▸ **What this task involves**:
Reproduce the part of the passage on television's geek trend starting with "Already there's the" and going on through "their inner nerd.".

▸ **Extract to read**:

Already there's the CW reality show "Beauty and the Geek" (season premiere Sept. 18), which pairs brainy guys with beautiful-but-not-so-smart women, and even on the ABC Family series "Greek," the male lead isn't a cocky frat boy, it's an insecure curly-haired kid, Rusty (Jacob Zachar).

Then there's the annual San Diego Comic-Con, a long-running event that began. humbly, as a gathering place for fans of comic books. Now it's a showcase for media companies to peddle their upcoming movies and TV shows every July, and fans who've never cracked a comic book show up in droves.

Why the geekapalooza? It's a combination of coincidence, TV having success and copying itself and writers getting in touch with their inner nerd.

"As a writer, you want to write what you know," said Josh Schwartz, executive producer of "Chuck." He helped launch TV's geek ascendancy with Seth Cohen (Adam Brody), the indie-music-loving outcast on "The O.C." "We know many more writers who resemble Chuck than, say, Jack Bauer. Just saying."

The Chuck character may also be more relatable. Viewers may wish they could be as daring as Jack Bauer, but in reality, they're more likely to identify with Chuck's awkwardness.

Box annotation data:
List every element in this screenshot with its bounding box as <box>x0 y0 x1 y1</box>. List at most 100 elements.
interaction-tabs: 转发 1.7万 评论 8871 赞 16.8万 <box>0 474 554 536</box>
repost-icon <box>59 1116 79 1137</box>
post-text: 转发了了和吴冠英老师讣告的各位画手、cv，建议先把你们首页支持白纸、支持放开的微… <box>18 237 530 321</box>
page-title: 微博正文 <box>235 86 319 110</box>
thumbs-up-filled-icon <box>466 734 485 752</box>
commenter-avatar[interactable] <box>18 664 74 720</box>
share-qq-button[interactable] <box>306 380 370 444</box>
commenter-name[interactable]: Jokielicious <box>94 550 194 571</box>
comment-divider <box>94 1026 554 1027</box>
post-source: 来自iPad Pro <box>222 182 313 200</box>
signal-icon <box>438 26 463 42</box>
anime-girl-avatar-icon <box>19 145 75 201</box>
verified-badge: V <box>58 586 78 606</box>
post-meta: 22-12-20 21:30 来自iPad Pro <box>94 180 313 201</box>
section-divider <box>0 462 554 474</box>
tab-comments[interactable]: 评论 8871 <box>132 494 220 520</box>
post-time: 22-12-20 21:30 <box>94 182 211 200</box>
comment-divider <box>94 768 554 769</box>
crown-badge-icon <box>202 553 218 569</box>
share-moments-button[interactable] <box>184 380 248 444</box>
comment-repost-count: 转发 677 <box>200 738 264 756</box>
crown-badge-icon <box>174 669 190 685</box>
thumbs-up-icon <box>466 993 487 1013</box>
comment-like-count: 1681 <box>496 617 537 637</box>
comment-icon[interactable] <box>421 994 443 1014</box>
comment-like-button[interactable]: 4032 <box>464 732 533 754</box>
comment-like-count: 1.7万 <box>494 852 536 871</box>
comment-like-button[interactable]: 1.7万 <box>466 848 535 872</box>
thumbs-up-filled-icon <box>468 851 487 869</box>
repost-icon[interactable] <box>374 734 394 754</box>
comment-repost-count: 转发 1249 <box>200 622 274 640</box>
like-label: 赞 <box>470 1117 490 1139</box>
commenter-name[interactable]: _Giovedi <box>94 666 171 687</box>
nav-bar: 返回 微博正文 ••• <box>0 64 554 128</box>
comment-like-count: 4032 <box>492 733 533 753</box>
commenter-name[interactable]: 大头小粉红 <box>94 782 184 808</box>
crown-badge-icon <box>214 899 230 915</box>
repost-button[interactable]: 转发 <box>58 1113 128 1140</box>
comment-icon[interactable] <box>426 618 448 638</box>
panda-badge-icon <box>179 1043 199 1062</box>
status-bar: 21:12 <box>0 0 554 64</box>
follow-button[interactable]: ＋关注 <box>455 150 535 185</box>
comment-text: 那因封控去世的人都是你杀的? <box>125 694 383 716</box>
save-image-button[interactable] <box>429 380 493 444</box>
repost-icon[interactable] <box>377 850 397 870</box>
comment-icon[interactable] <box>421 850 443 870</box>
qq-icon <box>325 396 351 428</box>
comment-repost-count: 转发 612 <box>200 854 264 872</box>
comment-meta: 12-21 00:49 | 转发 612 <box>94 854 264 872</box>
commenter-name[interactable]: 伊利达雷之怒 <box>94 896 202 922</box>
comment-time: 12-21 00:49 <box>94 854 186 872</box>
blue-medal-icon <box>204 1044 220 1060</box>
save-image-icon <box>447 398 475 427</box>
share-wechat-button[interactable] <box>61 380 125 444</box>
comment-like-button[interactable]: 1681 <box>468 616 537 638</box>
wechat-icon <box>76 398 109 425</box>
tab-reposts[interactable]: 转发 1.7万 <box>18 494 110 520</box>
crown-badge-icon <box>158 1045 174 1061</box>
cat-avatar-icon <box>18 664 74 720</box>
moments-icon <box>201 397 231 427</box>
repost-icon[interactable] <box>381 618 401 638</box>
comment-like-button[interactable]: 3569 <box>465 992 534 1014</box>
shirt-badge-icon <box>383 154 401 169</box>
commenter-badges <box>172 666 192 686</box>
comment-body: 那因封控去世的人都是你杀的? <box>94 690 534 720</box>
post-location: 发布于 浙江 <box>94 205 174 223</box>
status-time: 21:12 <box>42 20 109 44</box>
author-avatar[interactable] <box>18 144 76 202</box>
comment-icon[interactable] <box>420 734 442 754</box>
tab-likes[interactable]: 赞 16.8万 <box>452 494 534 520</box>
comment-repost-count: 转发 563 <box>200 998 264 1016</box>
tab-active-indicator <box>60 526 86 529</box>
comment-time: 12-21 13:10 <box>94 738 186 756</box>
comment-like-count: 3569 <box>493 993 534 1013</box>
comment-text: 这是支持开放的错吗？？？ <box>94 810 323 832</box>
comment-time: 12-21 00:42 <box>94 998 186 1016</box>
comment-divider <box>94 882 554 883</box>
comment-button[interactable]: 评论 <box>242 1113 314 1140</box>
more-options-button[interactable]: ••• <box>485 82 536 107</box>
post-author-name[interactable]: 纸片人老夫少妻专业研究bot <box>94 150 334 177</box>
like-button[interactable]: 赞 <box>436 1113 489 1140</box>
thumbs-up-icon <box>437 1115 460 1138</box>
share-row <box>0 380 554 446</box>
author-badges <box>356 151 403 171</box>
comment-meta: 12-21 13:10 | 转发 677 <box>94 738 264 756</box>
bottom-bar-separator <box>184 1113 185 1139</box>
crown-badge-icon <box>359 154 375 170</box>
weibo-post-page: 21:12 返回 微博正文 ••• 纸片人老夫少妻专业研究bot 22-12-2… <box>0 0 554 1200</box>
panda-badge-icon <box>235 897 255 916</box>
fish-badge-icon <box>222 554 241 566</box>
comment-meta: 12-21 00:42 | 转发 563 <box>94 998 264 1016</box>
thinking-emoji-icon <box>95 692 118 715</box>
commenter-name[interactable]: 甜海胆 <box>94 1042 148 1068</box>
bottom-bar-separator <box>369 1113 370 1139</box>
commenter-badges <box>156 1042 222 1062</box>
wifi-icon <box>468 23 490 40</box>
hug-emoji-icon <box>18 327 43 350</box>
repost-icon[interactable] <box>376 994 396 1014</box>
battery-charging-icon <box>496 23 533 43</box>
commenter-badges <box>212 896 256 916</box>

▸ **Reply**:
Already there's the CW reality show "Beauty and the Geek" (season premiere Sept. 18), which pairs brainy guys with beautiful-but-not-so-smart women, and even on the ABC Family series "Greek," the male lead isn't a cocky frat boy, it's an insecure curly-haired kid, Rusty (Jacob Zachar).

Then there's the annual San Diego Comic-Con, a long-running event that began. humbly, as a gathering place for fans of comic books. Now it's a showcase for media companies to peddle their upcoming movies and TV shows every July, and fans who've never cracked a comic book show up in droves.

Why the geekapalooza? It's a combination of coincidence, TV having success and copying itself and writers getting in touch with their inner nerd.